## THE PROBLEM
You are asked to write out the entries exactly as they are given.

Items from a figure collection
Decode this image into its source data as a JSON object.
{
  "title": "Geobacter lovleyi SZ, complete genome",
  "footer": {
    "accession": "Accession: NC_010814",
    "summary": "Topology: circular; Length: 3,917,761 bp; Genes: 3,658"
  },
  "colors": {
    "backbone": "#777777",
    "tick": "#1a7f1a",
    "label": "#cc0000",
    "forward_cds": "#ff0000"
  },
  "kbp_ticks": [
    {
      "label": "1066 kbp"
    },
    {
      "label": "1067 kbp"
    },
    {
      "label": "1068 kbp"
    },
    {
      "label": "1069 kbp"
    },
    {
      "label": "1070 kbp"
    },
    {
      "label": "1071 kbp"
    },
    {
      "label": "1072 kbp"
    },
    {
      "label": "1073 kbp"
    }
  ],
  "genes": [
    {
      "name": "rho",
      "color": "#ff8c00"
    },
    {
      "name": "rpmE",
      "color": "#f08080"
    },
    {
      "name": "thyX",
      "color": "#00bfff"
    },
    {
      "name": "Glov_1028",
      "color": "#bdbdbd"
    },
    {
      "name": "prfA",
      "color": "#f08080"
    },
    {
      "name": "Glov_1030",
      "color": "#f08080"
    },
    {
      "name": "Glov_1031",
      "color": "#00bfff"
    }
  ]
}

## FINAL ANSWER
Decode this image into its source data as a JSON object.
{
  "title": "Geobacter lovleyi SZ, complete genome",
  "footer": {
    "accession": "Accession: NC_010814",
    "summary": "Topology: circular; Length: 3,917,761 bp; Genes: 3,658"
  },
  "colors": {
    "backbone": "#777777",
    "tick": "#1a7f1a",
    "label": "#cc0000",
    "forward_cds": "#ff0000"
  },
  "kbp_ticks": [
    {
      "label": "1066 kbp"
    },
    {
      "label": "1067 kbp"
    },
    {
      "label": "1068 kbp"
    },
    {
      "label": "1069 kbp"
    },
    {
      "label": "1070 kbp"
    },
    {
      "label": "1071 kbp"
    },
    {
      "label": "1072 kbp"
    },
    {
      "label": "1073 kbp"
    }
  ],
  "genes": [
    {
      "name": "rho",
      "color": "#ff8c00"
    },
    {
      "name": "rpmE",
      "color": "#f08080"
    },
    {
      "name": "thyX",
      "color": "#00bfff"
    },
    {
      "name": "Glov_1028",
      "color": "#bdbdbd"
    },
    {
      "name": "prfA",
      "color": "#f08080"
    },
    {
      "name": "Glov_1030",
      "color": "#f08080"
    },
    {
      "name": "Glov_1031",
      "color": "#00bfff"
    }
  ]
}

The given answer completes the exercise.